Pull out every line below holding the word "JSON".
[START EXTRACTED INFORMATION]
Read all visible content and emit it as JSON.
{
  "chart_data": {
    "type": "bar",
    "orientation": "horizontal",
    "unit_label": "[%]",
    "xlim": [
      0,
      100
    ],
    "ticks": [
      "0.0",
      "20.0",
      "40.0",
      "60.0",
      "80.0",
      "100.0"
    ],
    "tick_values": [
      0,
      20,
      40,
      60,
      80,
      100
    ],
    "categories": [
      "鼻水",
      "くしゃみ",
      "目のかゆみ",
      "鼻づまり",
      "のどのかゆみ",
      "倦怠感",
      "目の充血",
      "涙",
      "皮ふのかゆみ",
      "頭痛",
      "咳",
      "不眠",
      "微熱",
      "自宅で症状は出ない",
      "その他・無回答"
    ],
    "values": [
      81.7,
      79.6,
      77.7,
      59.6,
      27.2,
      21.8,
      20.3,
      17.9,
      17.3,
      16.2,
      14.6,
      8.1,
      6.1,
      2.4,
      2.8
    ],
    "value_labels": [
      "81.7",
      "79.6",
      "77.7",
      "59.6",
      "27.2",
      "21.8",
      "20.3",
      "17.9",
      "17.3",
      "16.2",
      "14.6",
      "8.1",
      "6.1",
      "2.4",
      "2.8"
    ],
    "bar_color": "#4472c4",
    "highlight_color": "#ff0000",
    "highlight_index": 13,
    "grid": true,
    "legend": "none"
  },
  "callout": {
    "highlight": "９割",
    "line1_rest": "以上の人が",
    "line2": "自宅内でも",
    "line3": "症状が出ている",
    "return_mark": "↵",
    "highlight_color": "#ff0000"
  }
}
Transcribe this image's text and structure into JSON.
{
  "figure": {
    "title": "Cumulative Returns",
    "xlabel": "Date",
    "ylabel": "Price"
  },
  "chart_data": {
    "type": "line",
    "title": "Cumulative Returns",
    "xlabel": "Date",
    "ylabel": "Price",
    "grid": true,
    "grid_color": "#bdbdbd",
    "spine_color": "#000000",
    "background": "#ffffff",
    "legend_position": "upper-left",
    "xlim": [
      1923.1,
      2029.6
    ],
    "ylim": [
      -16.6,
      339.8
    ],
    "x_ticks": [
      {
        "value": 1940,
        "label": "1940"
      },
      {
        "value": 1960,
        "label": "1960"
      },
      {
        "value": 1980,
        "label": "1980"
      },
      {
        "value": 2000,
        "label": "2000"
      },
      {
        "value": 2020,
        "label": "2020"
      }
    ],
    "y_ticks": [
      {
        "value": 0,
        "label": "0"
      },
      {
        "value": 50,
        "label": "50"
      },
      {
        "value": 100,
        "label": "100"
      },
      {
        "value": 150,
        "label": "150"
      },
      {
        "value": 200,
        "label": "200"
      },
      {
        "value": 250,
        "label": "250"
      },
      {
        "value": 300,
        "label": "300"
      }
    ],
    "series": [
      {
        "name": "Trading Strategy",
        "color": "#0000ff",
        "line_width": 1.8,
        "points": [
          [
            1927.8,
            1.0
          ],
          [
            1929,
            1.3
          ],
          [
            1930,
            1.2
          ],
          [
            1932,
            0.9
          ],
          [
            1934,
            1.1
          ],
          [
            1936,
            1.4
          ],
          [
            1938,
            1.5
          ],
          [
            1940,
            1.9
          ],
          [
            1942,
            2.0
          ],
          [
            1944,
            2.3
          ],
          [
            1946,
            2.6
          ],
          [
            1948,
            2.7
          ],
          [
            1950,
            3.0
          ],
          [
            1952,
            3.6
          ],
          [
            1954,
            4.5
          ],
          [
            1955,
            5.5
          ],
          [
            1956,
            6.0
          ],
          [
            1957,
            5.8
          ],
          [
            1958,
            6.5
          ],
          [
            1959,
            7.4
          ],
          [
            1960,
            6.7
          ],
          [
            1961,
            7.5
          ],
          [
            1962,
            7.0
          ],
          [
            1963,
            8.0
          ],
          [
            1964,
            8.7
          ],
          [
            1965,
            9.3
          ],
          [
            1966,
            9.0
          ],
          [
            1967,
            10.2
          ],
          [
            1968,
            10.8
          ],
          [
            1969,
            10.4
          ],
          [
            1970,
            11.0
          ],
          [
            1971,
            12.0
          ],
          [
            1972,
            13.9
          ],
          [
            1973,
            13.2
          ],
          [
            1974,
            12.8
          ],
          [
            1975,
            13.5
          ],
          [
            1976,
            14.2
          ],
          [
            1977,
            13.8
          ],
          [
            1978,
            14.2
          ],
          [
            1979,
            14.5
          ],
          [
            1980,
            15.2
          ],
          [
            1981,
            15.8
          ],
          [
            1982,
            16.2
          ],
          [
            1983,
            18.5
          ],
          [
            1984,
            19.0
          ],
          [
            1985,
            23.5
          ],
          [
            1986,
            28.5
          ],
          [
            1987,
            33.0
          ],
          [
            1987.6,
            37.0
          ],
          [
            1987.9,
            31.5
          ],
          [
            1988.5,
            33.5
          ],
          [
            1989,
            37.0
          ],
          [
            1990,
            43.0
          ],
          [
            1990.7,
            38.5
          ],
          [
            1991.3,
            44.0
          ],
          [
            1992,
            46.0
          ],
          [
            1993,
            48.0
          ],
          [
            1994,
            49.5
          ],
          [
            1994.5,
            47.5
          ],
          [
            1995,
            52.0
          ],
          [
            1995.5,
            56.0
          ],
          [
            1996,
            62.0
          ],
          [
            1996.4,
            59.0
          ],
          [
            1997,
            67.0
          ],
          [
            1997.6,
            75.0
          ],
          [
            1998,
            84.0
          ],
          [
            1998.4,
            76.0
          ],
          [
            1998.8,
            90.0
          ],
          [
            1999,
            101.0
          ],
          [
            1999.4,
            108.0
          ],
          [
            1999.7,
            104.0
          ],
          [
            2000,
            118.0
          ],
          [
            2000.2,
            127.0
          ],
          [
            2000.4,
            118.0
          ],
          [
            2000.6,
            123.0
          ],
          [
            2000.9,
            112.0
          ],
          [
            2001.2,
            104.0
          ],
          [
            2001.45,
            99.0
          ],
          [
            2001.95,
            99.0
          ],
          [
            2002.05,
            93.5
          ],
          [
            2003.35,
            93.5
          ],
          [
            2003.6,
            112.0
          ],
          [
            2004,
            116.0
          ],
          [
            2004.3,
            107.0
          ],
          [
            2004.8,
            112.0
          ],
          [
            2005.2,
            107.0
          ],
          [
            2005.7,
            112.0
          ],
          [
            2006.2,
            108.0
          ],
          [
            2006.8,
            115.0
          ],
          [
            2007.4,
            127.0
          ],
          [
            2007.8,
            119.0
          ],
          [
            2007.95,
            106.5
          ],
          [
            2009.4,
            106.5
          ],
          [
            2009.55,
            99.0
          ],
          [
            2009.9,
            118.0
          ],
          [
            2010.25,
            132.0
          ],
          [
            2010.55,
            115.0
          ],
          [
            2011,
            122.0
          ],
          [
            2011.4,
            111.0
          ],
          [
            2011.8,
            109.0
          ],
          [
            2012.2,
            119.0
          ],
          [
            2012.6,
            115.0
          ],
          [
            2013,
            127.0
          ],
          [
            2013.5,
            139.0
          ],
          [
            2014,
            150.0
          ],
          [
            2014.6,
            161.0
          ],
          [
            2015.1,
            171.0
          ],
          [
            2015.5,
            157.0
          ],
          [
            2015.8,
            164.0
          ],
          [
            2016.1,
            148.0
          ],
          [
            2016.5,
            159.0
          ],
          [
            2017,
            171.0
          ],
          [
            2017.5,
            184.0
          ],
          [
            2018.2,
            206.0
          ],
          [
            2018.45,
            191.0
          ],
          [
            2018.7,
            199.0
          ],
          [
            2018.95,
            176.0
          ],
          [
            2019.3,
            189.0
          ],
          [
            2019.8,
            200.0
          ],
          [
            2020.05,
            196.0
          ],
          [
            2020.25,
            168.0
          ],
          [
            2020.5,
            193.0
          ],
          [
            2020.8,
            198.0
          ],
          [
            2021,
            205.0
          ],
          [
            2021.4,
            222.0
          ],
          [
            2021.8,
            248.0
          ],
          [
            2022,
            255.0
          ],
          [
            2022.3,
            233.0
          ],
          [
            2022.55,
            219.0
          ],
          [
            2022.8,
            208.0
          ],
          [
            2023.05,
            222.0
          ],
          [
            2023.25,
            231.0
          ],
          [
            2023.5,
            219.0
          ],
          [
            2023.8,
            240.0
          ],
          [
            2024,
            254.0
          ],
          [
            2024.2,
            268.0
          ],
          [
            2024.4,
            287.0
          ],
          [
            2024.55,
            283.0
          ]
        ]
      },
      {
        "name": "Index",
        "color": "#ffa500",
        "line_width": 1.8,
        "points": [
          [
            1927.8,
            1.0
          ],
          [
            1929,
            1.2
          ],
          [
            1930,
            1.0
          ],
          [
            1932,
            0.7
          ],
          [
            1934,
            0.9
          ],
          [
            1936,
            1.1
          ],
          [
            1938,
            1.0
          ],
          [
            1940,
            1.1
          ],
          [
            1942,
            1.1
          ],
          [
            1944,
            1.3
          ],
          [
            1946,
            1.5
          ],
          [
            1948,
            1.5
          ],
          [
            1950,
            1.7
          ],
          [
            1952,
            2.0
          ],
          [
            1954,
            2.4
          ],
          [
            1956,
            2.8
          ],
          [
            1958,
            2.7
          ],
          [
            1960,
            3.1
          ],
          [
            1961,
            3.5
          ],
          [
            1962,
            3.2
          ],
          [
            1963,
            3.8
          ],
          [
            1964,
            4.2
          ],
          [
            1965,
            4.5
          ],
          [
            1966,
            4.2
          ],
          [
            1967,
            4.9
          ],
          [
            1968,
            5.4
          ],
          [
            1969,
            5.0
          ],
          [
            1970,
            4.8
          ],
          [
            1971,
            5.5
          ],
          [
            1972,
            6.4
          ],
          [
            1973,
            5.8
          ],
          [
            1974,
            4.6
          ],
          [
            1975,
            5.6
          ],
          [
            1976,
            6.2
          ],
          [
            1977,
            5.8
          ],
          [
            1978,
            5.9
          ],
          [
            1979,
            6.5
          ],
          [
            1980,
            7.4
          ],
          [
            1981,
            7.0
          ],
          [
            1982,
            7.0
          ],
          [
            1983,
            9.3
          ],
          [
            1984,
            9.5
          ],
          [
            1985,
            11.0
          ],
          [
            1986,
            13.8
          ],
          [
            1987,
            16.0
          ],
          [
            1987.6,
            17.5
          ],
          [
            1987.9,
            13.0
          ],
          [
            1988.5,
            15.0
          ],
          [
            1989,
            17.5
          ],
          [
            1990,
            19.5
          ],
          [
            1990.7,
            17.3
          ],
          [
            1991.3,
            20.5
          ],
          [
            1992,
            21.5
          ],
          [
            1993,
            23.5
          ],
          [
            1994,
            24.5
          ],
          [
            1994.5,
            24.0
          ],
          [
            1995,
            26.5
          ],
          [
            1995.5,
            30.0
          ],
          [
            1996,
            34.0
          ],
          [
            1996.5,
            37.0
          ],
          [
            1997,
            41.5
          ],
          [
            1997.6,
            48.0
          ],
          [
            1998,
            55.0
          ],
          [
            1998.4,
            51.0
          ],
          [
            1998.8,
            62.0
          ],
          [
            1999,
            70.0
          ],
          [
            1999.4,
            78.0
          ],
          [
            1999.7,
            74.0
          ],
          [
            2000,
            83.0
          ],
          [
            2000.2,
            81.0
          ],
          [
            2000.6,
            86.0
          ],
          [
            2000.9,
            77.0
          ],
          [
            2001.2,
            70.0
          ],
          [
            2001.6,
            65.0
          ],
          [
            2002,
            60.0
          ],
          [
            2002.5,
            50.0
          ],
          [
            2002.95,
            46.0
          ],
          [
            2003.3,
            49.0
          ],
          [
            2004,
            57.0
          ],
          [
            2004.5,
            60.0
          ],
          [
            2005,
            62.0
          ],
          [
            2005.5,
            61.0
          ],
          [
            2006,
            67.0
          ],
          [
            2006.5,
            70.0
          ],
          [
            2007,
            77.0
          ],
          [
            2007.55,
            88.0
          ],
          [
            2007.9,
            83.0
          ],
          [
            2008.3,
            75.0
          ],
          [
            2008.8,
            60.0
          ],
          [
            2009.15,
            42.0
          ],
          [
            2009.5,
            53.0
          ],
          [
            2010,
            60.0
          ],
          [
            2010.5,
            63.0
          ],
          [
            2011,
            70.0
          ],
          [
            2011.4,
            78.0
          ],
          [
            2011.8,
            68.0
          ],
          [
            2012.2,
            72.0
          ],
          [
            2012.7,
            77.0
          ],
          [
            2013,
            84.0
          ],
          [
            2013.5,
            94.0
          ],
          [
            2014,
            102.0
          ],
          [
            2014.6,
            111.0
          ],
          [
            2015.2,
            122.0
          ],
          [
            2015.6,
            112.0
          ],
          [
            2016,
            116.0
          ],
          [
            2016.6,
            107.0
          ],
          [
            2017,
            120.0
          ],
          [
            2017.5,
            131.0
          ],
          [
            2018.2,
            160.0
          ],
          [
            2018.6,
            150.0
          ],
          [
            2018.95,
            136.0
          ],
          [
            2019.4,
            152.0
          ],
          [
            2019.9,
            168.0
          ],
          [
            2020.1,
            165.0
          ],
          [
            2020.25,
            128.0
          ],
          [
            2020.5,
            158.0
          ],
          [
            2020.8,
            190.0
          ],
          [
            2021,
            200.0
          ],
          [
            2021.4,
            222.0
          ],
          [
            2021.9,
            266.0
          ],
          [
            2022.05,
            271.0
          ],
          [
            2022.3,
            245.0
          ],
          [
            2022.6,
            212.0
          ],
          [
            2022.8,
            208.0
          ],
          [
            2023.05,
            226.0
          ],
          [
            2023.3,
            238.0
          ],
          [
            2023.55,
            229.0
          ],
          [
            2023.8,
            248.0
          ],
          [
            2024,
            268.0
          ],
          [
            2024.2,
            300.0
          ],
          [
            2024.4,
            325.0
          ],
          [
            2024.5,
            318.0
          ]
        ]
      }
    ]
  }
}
[END EXTRACTED INFORMATION]
# [THE REPLY]
Read all visible content and emit it as JSON.
Transcribe this image's text and structure into JSON.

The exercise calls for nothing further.